--- Instructions for the task ---
Repeat each line of the material below exactly as it appears, minus any pictures.

"""

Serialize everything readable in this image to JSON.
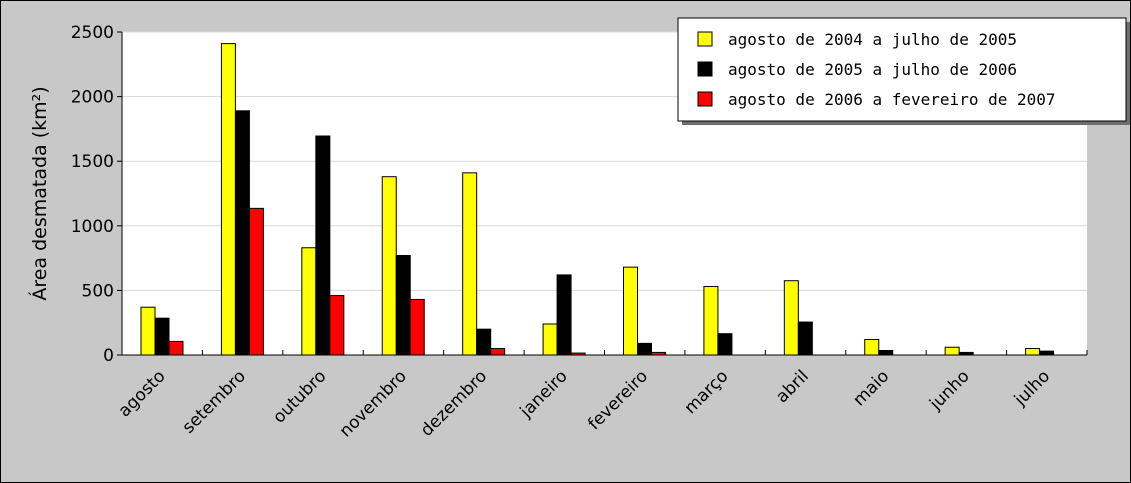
{
  "chart_data": {
    "type": "bar",
    "title": "",
    "xlabel": "",
    "ylabel": "Área desmatada (km²)",
    "ylim": [
      0,
      2500
    ],
    "yticks": [
      0,
      500,
      1000,
      1500,
      2000,
      2500
    ],
    "grid": true,
    "legend_position": "top-right",
    "categories": [
      "agosto",
      "setembro",
      "outubro",
      "novembro",
      "dezembro",
      "janeiro",
      "fevereiro",
      "março",
      "abril",
      "maio",
      "junho",
      "julho"
    ],
    "series": [
      {
        "name": "agosto de 2004 a julho de 2005",
        "color": "#ffff00",
        "values": [
          370,
          2410,
          830,
          1380,
          1410,
          240,
          680,
          530,
          575,
          120,
          60,
          50
        ]
      },
      {
        "name": "agosto de 2005 a julho de 2006",
        "color": "#000000",
        "values": [
          285,
          1890,
          1695,
          770,
          200,
          620,
          90,
          165,
          255,
          35,
          20,
          30
        ]
      },
      {
        "name": "agosto de 2006 a fevereiro de 2007",
        "color": "#ff0000",
        "values": [
          105,
          1135,
          460,
          430,
          50,
          15,
          20,
          null,
          null,
          null,
          null,
          null
        ]
      }
    ]
  }
}
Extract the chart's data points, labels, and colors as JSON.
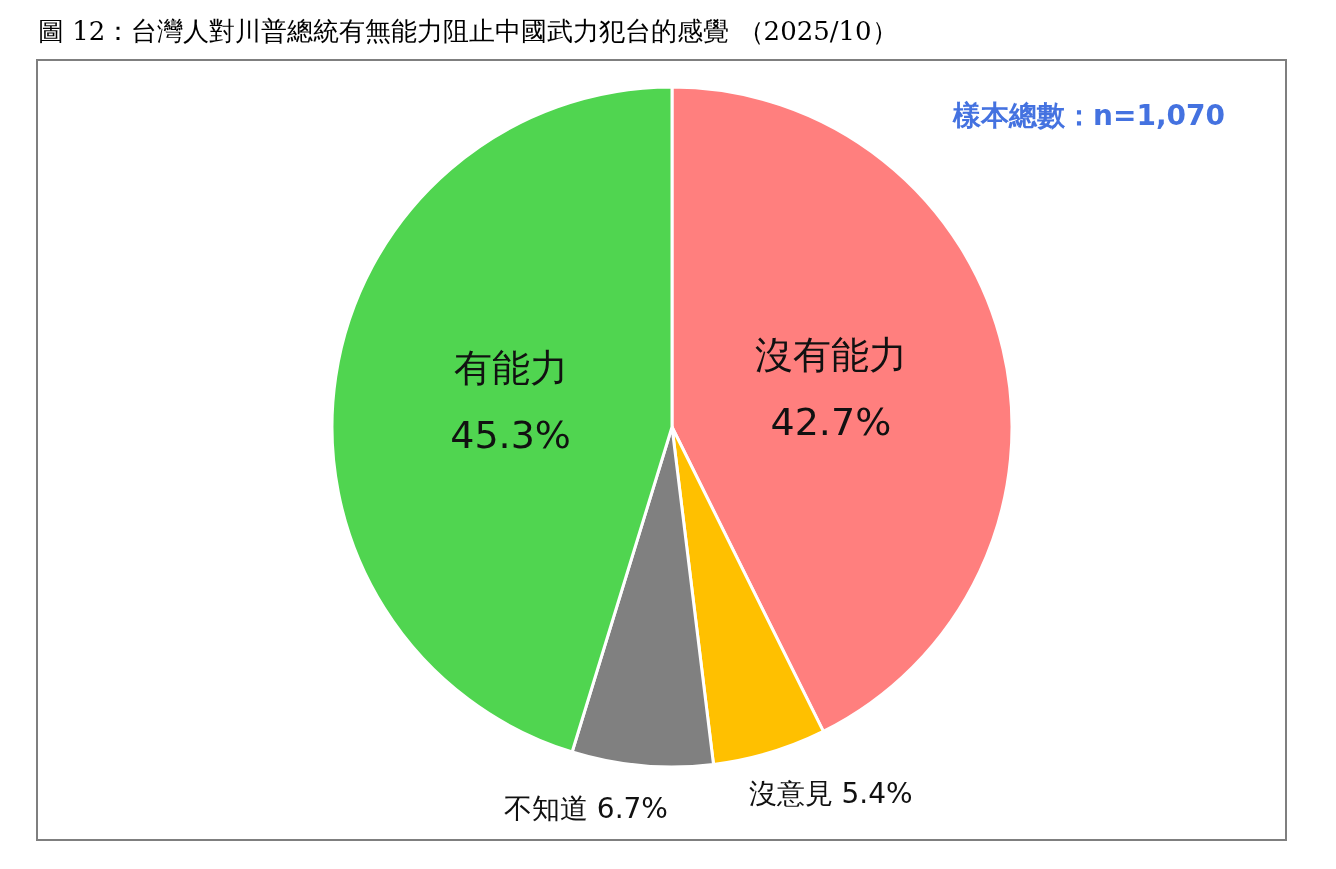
{
  "chart_data": {
    "type": "pie",
    "title": "圖 12：台灣人對川普總統有無能力阻止中國武力犯台的感覺 （2025/10）",
    "annotations": [
      "樣本總數：n=1,070"
    ],
    "categories": [
      "沒有能力",
      "沒意見",
      "不知道",
      "有能力"
    ],
    "values": [
      42.7,
      5.4,
      6.7,
      45.3
    ],
    "value_labels": [
      "42.7%",
      "5.4%",
      "6.7%",
      "45.3%"
    ],
    "colors": [
      "#ff7f7e",
      "#ffc000",
      "#808080",
      "#50d550"
    ]
  }
}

"""

--- Result of this exercise ---
Serialize everything readable in this image to JSON.
{
  "chart_data": {
    "type": "bar",
    "title": "",
    "xlabel": "",
    "ylabel": "Área desmatada (km²)",
    "ylim": [
      0,
      2500
    ],
    "yticks": [
      0,
      500,
      1000,
      1500,
      2000,
      2500
    ],
    "grid": true,
    "legend_position": "top-right",
    "categories": [
      "agosto",
      "setembro",
      "outubro",
      "novembro",
      "dezembro",
      "janeiro",
      "fevereiro",
      "março",
      "abril",
      "maio",
      "junho",
      "julho"
    ],
    "series": [
      {
        "name": "agosto de 2004 a julho de 2005",
        "color": "#ffff00",
        "values": [
          370,
          2410,
          830,
          1380,
          1410,
          240,
          680,
          530,
          575,
          120,
          60,
          50
        ]
      },
      {
        "name": "agosto de 2005 a julho de 2006",
        "color": "#000000",
        "values": [
          285,
          1890,
          1695,
          770,
          200,
          620,
          90,
          165,
          255,
          35,
          20,
          30
        ]
      },
      {
        "name": "agosto de 2006 a fevereiro de 2007",
        "color": "#ff0000",
        "values": [
          105,
          1135,
          460,
          430,
          50,
          15,
          20,
          null,
          null,
          null,
          null,
          null
        ]
      }
    ]
  }
}
Extract the chart's data points, labels, and colors as JSON.
{
  "chart_data": {
    "type": "pie",
    "title": "圖 12：台灣人對川普總統有無能力阻止中國武力犯台的感覺 （2025/10）",
    "annotations": [
      "樣本總數：n=1,070"
    ],
    "categories": [
      "沒有能力",
      "沒意見",
      "不知道",
      "有能力"
    ],
    "values": [
      42.7,
      5.4,
      6.7,
      45.3
    ],
    "value_labels": [
      "42.7%",
      "5.4%",
      "6.7%",
      "45.3%"
    ],
    "colors": [
      "#ff7f7e",
      "#ffc000",
      "#808080",
      "#50d550"
    ]
  }
}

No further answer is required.